***** SUPPLIED MATERIAL *****

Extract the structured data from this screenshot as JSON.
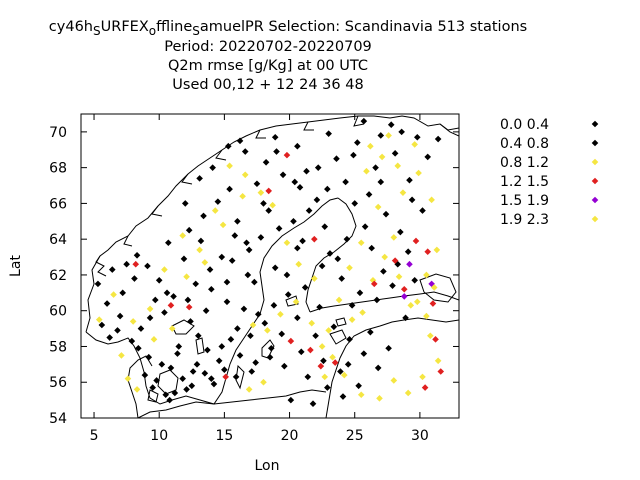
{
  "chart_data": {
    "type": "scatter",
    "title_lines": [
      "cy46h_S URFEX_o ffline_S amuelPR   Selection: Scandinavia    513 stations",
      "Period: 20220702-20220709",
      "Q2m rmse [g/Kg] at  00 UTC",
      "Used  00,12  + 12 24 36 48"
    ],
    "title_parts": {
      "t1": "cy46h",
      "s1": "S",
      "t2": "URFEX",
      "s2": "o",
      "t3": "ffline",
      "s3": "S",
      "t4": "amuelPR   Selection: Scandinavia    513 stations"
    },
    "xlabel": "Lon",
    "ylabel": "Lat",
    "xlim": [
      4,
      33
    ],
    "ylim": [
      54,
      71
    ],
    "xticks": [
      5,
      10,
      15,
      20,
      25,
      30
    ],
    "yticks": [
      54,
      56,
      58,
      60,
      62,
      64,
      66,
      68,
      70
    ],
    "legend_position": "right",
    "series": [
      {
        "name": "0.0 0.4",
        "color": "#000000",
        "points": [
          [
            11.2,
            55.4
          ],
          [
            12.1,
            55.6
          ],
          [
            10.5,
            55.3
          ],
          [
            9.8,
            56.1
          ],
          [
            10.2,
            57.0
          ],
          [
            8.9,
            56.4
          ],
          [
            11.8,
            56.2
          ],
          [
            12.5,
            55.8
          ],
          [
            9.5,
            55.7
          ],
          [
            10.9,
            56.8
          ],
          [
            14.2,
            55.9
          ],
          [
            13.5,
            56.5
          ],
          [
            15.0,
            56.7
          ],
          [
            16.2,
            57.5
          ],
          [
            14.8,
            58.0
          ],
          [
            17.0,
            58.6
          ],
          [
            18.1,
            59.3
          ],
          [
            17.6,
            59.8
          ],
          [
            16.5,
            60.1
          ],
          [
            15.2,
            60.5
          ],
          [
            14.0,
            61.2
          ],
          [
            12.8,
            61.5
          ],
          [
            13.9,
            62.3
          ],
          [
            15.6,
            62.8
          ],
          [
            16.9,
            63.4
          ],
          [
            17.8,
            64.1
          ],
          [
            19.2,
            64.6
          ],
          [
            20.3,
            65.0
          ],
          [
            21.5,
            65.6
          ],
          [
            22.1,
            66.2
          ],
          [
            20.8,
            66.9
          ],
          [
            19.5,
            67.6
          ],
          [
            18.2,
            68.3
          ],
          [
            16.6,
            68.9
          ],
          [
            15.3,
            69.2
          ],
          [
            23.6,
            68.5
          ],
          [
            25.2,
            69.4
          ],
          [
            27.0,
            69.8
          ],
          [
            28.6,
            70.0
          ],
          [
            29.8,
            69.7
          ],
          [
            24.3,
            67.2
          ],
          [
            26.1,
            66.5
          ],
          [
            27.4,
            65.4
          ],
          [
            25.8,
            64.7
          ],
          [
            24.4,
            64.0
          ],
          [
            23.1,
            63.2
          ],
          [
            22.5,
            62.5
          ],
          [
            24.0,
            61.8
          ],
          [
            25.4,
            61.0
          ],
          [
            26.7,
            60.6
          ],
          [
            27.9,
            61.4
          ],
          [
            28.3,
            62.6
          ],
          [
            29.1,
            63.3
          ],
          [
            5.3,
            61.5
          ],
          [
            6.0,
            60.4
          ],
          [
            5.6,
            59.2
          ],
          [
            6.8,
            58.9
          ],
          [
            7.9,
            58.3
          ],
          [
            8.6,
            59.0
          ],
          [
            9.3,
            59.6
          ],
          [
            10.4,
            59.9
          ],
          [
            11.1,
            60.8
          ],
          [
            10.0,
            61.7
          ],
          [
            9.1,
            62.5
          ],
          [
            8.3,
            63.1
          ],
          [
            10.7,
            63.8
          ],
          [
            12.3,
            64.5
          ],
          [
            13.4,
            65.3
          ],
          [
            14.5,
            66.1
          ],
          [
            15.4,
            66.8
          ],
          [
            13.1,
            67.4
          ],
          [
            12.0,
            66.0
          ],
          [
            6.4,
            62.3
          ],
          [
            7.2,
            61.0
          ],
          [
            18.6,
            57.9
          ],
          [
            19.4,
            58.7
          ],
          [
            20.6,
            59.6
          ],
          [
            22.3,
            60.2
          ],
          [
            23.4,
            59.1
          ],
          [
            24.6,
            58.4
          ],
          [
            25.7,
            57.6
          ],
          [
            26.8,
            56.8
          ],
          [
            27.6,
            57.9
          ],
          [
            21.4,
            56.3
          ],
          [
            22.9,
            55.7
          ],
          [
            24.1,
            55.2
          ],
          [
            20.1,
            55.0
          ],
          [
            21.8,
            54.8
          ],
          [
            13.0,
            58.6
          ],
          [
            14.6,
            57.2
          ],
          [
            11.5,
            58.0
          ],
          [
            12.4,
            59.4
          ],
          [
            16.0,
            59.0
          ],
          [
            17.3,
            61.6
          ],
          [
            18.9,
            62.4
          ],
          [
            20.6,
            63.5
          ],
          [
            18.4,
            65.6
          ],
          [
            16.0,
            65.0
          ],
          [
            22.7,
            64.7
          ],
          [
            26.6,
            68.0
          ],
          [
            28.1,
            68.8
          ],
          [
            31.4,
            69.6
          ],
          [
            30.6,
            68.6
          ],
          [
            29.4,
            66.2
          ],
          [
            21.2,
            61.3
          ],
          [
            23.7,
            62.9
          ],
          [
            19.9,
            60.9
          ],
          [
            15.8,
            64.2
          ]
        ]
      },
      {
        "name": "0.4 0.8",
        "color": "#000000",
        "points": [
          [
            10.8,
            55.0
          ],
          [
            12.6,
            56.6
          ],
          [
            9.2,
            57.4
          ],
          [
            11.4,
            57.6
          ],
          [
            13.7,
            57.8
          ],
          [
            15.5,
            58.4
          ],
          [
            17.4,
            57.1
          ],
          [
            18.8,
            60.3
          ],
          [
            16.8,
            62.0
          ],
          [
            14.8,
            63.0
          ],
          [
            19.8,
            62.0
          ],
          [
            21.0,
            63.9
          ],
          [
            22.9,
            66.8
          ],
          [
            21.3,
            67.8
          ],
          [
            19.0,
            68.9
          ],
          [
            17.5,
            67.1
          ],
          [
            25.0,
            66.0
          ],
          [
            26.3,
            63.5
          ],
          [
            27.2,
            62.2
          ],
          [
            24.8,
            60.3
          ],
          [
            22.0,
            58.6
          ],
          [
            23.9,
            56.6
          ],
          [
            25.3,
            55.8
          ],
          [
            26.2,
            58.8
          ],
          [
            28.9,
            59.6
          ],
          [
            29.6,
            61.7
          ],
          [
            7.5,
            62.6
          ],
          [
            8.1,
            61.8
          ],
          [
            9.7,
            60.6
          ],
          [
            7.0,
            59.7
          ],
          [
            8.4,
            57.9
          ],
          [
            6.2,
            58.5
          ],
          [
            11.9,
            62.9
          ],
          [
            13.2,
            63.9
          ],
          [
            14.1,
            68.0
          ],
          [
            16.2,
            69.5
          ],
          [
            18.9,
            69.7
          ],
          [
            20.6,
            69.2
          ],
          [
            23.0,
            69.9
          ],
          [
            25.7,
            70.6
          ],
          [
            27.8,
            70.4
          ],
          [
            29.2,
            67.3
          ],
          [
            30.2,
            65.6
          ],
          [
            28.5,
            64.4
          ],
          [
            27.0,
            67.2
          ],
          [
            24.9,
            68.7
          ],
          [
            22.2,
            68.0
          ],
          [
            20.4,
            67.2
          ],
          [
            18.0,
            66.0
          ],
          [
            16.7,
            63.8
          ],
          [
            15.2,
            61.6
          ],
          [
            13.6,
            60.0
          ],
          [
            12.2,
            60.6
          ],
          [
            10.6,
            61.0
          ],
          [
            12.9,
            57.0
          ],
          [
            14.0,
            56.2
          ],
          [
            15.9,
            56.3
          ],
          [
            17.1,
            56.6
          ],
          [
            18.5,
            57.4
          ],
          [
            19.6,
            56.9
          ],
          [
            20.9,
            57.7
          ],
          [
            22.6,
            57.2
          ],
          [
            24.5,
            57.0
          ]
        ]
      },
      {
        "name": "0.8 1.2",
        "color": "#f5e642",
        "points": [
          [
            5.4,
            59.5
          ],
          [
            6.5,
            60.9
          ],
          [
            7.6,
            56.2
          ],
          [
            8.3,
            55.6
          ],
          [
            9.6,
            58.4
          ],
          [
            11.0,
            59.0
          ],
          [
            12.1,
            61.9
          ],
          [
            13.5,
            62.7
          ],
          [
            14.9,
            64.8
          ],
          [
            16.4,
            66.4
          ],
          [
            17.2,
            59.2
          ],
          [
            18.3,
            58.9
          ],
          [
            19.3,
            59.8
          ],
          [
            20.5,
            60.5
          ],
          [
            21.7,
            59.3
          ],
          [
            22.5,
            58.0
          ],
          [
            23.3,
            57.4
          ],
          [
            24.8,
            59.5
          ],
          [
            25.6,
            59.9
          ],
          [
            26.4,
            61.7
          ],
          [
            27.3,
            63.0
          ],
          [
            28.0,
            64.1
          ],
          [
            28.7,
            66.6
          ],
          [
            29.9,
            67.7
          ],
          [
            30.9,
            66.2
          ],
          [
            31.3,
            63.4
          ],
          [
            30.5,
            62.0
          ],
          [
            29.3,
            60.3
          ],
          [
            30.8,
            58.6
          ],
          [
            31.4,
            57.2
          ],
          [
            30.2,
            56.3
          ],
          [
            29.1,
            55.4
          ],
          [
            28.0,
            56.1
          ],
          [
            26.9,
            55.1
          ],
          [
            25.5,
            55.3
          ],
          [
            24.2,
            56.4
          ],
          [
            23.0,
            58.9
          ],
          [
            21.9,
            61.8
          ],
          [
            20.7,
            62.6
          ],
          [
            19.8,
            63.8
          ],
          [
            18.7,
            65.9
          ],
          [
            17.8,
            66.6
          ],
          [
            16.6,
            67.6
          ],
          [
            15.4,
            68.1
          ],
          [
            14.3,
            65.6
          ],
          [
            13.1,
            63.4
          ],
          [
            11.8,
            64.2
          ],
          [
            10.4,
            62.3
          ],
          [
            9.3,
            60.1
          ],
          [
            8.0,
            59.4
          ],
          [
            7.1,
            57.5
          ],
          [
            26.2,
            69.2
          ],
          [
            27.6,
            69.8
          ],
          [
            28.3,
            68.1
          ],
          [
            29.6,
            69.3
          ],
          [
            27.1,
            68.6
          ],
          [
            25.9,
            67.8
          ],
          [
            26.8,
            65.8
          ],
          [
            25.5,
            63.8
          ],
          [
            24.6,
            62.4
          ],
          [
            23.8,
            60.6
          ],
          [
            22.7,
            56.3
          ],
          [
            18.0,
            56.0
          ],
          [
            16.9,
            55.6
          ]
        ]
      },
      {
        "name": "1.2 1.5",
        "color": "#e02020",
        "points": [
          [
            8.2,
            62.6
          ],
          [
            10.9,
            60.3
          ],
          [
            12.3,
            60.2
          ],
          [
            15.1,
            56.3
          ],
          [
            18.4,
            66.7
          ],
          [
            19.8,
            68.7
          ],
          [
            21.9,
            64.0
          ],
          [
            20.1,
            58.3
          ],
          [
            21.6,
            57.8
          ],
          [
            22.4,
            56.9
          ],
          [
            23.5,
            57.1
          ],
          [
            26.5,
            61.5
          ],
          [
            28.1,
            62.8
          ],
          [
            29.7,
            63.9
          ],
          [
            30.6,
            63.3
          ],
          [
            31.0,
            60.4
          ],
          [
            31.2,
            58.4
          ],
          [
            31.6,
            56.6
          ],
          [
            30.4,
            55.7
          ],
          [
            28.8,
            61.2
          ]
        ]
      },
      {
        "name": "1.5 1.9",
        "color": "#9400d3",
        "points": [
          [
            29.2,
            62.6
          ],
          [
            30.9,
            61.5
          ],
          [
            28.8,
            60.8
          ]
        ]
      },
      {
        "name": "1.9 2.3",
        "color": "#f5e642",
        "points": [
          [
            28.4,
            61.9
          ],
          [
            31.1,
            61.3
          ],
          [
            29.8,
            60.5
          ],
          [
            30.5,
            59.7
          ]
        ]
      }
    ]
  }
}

*****

WRITTEN REQUEST =>
Copy out each line of the data where the string "amuelPR" appears.

RESPONSE TO THIS EXERCISE =>
      "cy46h_S URFEX_o ffline_S amuelPR   Selection: Scandinavia    513 stations",
      "t4": "amuelPR   Selection: Scandinavia    513 stations"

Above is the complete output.